--- Record extracts ---

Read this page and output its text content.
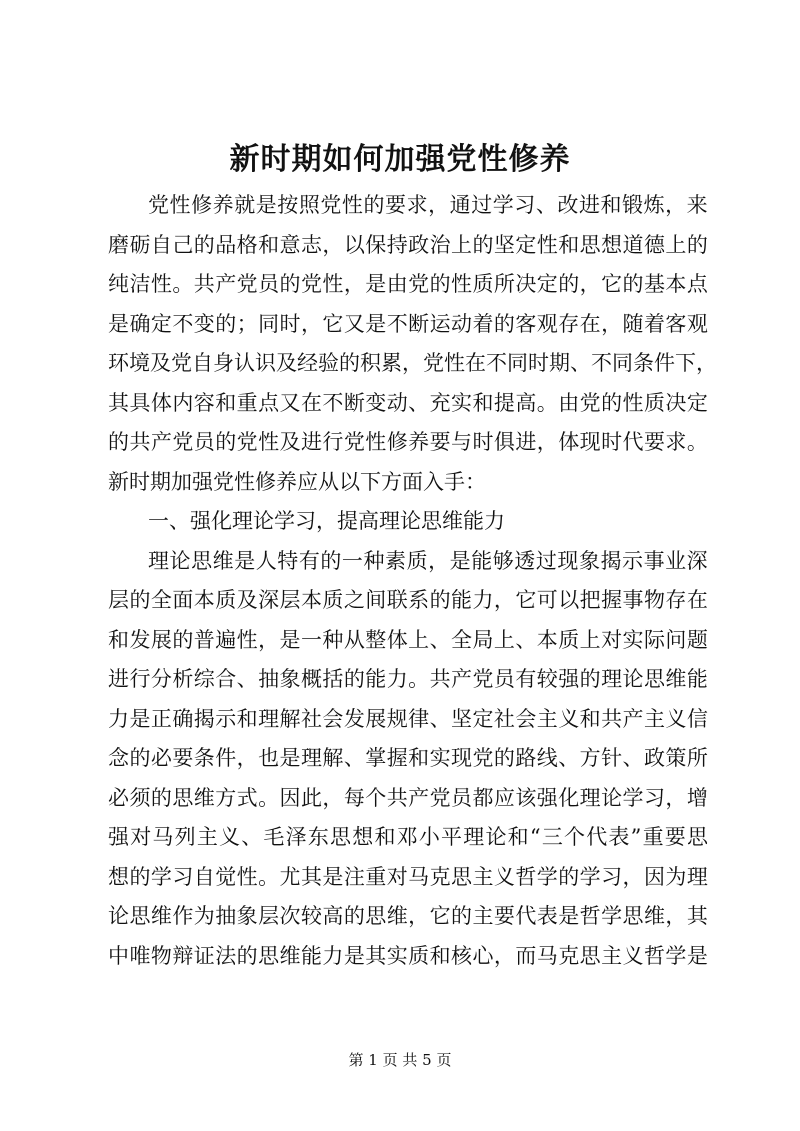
新时期如何加强党性修养
党 性 修 养 就 是 按 照 党 性 的 要 求 ， 通 过 学 习 、 改 进 和 锻 炼 ， 来
磨 砺 自 己 的 品 格 和 意 志 ， 以 保 持 政 治 上 的 坚 定 性 和 思 想 道 德 上 的
纯 洁 性 。 共 产 党 员 的 党 性 ， 是 由 党 的 性 质 所 决 定 的 ， 它 的 基 本 点
是 确 定 不 变 的 ； 同 时 ， 它 又 是 不 断 运 动 着 的 客 观 存 在 ， 随 着 客 观
环 境 及 党 自 身 认 识 及 经 验 的 积 累 ， 党 性 在 不 同 时 期 、 不 同 条 件 下 ，
其 具 体 内 容 和 重 点 又 在 不 断 变 动 、 充 实 和 提 高 。 由 党 的 性 质 决 定
的 共 产 党 员 的 党 性 及 进 行 党 性 修 养 要 与 时 俱 进 ， 体 现 时 代 要 求 。
新时期加强党性修养应从以下方面入手：
一、强化理论学习，提高理论思维能力
理 论 思 维 是 人 特 有 的 一 种 素 质 ， 是 能 够 透 过 现 象 揭 示 事 业 深
层 的 全 面 本 质 及 深 层 本 质 之 间 联 系 的 能 力 ， 它 可 以 把 握 事 物 存 在
和 发 展 的 普 遍 性 ， 是 一 种 从 整 体 上 、 全 局 上 、 本 质 上 对 实 际 问 题
进 行 分 析 综 合 、 抽 象 概 括 的 能 力 。 共 产 党 员 有 较 强 的 理 论 思 维 能
力 是 正 确 揭 示 和 理 解 社 会 发 展 规 律 、 坚 定 社 会 主 义 和 共 产 主 义 信
念 的 必 要 条 件 ， 也 是 理 解 、 掌 握 和 实 现 党 的 路 线 、 方 针 、 政 策 所
必 须 的 思 维 方 式 。 因 此 ， 每 个 共 产 党 员 都 应 该 强 化 理 论 学 习 ， 增
强 对 马 列 主 义 、 毛 泽 东 思 想 和 邓 小 平 理 论 和 “ 三 个 代 表 ” 重 要 思
想 的 学 习 自 觉 性 。 尤 其 是 注 重 对 马 克 思 主 义 哲 学 的 学 习 ， 因 为 理
论 思 维 作 为 抽 象 层 次 较 高 的 思 维 ， 它 的 主 要 代 表 是 哲 学 思 维 ， 其
中 唯 物 辩 证 法 的 思 维 能 力 是 其 实 质 和 核 心 ， 而 马 克 思 主 义 哲 学 是
第 1 页 共 5 页
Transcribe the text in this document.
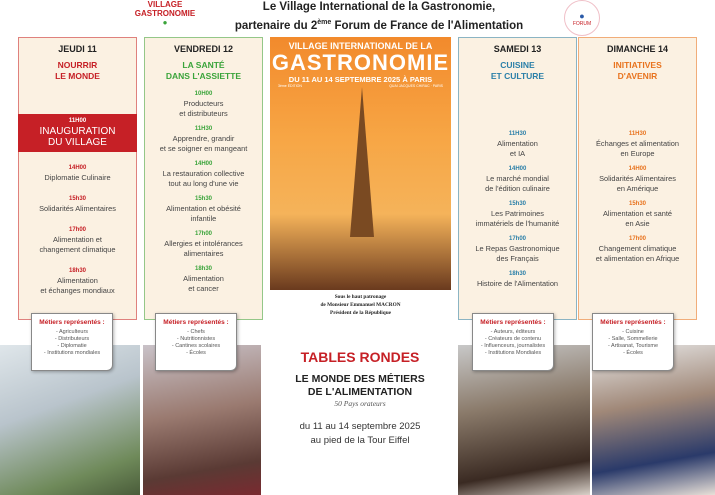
VILLAGE
GASTRONOMIE
●
Le Village International de la Gastronomie,
partenaire du 2ème Forum de France de l'Alimentation
●
FORUM
JEUDI 11
NOURRIR
LE MONDE
11H00
INAUGURATION
DU VILLAGE
14H00
Diplomatie Culinaire
15h30
Solidarités Alimentaires
17h00
Alimentation et
changement climatique
18h30
Alimentation
et échanges mondiaux
Métiers représentés :
- Agriculteurs
- Distributeurs
- Diplomatie
- Institutions mondiales
VENDREDI 12
LA SANTÉ
DANS L'ASSIETTE
10H00
Producteurs
et distributeurs
11H30
Apprendre, grandir
et se soigner en mangeant
14H00
La restauration collective
tout au long d'une vie
15h30
Alimentation et obésité
infantile
17h00
Allergies et intolérances
alimentaires
18h30
Alimentation
et cancer
Métiers représentés :
- Chefs
- Nutritionnistes
- Cantines scolaires
- Écoles
SAMEDI 13
CUISINE
ET CULTURE
11H30
Alimentation
et IA
14H00
Le marché mondial
de l'édition culinaire
15h30
Les Patrimoines
immatériels de l'humanité
17h00
Le Repas Gastronomique
des Français
18h30
Histoire de l'Alimentation
Métiers représentés :
- Auteurs, éditeurs
- Créateurs de contenu
- Influenceurs, journalistes
- Institutions Mondiales
DIMANCHE 14
INITIATIVES
D'AVENIR
11H30
Échanges et alimentation
en Europe
14H00
Solidarités Alimentaires
en Amérique
15h30
Alimentation et santé
en Asie
17h00
Changement climatique
et alimentation en Afrique
Métiers représentés :
- Cuisine
- Salle, Sommellerie
- Artisanat, Tourisme
- Écoles
VILLAGE INTERNATIONAL DE LA
GASTRONOMIE
DU 11 AU 14 SEPTEMBRE 2025 À PARIS
3ème ÉDITION	QUAI JACQUES CHIRAC · PARIS
Sous le haut patronage
de Monsieur Emmanuel MACRON
Président de la République
TABLES RONDES
LE MONDE DES MÉTIERS
DE L'ALIMENTATION
50 Pays orateurs
du 11 au 14 septembre 2025
au pied de la Tour Eiffel
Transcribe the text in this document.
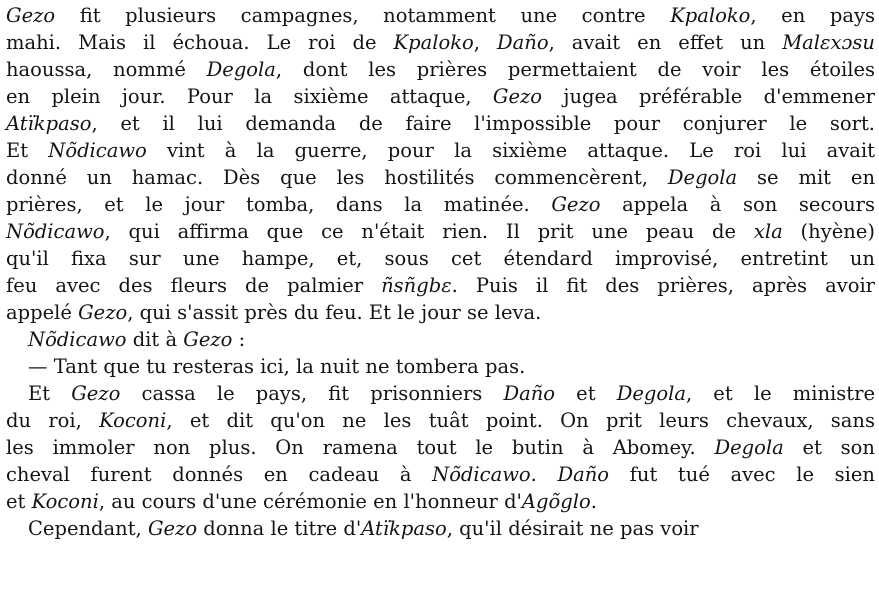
Gezo fit plusieurs campagnes, notamment une contre Kpaloko, en pays
mahi. Mais il échoua. Le roi de Kpaloko, Daño, avait en effet un Malɛxɔsu
haoussa, nommé Degola, dont les prières permettaient de voir les étoiles
en plein jour. Pour la sixième attaque, Gezo jugea préférable d'emmener
Atïkpaso, et il lui demanda de faire l'impossible pour conjurer le sort.
Et Nõdicawo vint à la guerre, pour la sixième attaque. Le roi lui avait
donné un hamac. Dès que les hostilités commencèrent, Degola se mit en
prières, et le jour tomba, dans la matinée. Gezo appela à son secours
Nõdicawo, qui affirma que ce n'était rien. Il prit une peau de xla (hyène)
qu'il fixa sur une hampe, et, sous cet étendard improvisé, entretint un
feu avec des fleurs de palmier ñsñgbɛ. Puis il fit des prières, après avoir
appelé Gezo, qui s'assit près du feu. Et le jour se leva.
Nõdicawo dit à Gezo :
— Tant que tu resteras ici, la nuit ne tombera pas.
Et Gezo cassa le pays, fit prisonniers Daño et Degola, et le ministre
du roi, Koconi, et dit qu'on ne les tuât point. On prit leurs chevaux, sans
les immoler non plus. On ramena tout le butin à Abomey. Degola et son
cheval furent donnés en cadeau à Nõdicawo. Daño fut tué avec le sien
et Koconi, au cours d'une cérémonie en l'honneur d'Agõglo.
Cependant, Gezo donna le titre d'Atïkpaso, qu'il désirait ne pas voir
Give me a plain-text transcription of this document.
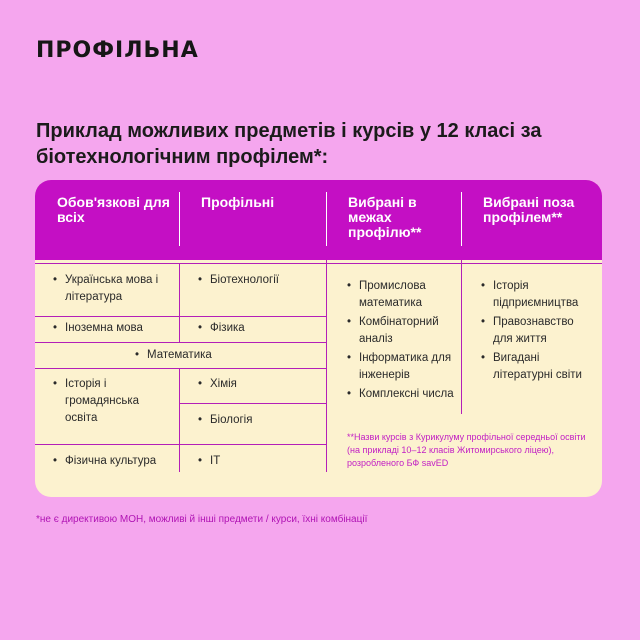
ПРОФІЛЬНА
Приклад можливих предметів і курсів у 12 класі за біотехнологічним профілем*:
Обов'язкові для всіх
Профільні	Вибрані в межах профілю**
Вибрані поза профілем**
• Українська мова і література
• Іноземна мова
• Історія і громадянська освіта
• Фізична культура
• Біотехнології
• Фізика
• Хімія
• Біологія
• ІТ
• Математика
• Промислова математика
• Комбінаторний аналіз
• Інформатика для інженерів
• Комплексні числа
• Історія підприємництва
• Правознавство для життя
• Вигадані літературні світи
**Назви курсів з Курикулуму профільної середньої освіти (на прикладі 10–12 класів Житомирського ліцею), розробленого БФ savED
*не є директивою МОН, можливі й інші предмети / курси, їхні комбінації
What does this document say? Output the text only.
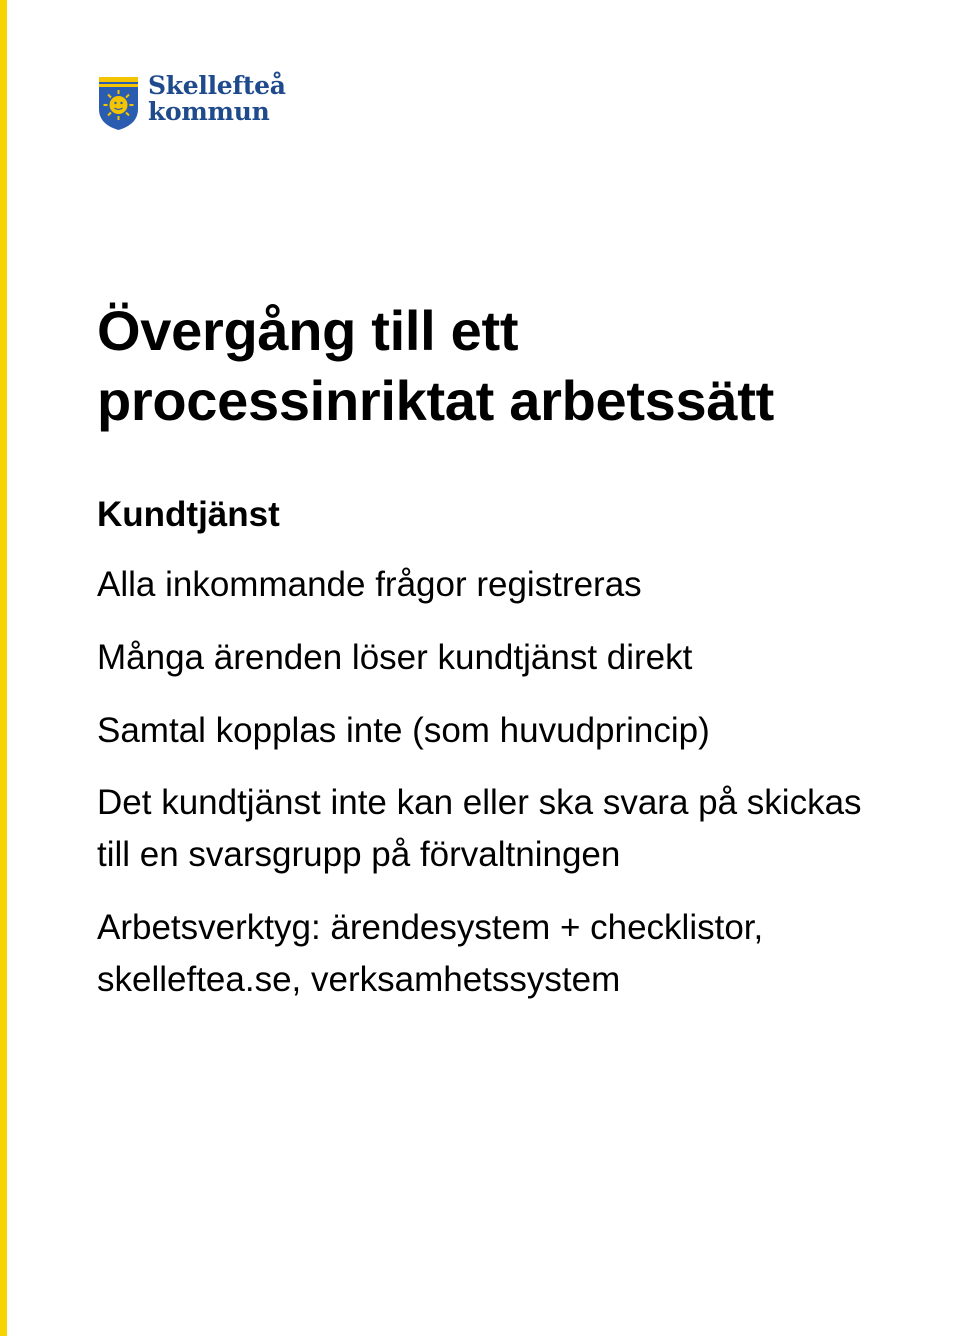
Skellefteå
kommun
Övergång till ett
processinriktat arbetssätt
Kundtjänst

Alla inkommande frågor registreras

Många ärenden löser kundtjänst direkt

Samtal kopplas inte (som huvudprincip)

Det kundtjänst inte kan eller ska svara på skickas
till en svarsgrupp på förvaltningen

Arbetsverktyg: ärendesystem + checklistor,
skelleftea.se, verksamhetssystem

---

» Stated problem:
Show all lines from the data above in which the word "attaque" appears.

» Solution below:
en plein jour. Pour la sixième attaque, Gezo jugea préférable d'emmener
Et Nõdicawo vint à la guerre, pour la sixième attaque. Le roi lui avait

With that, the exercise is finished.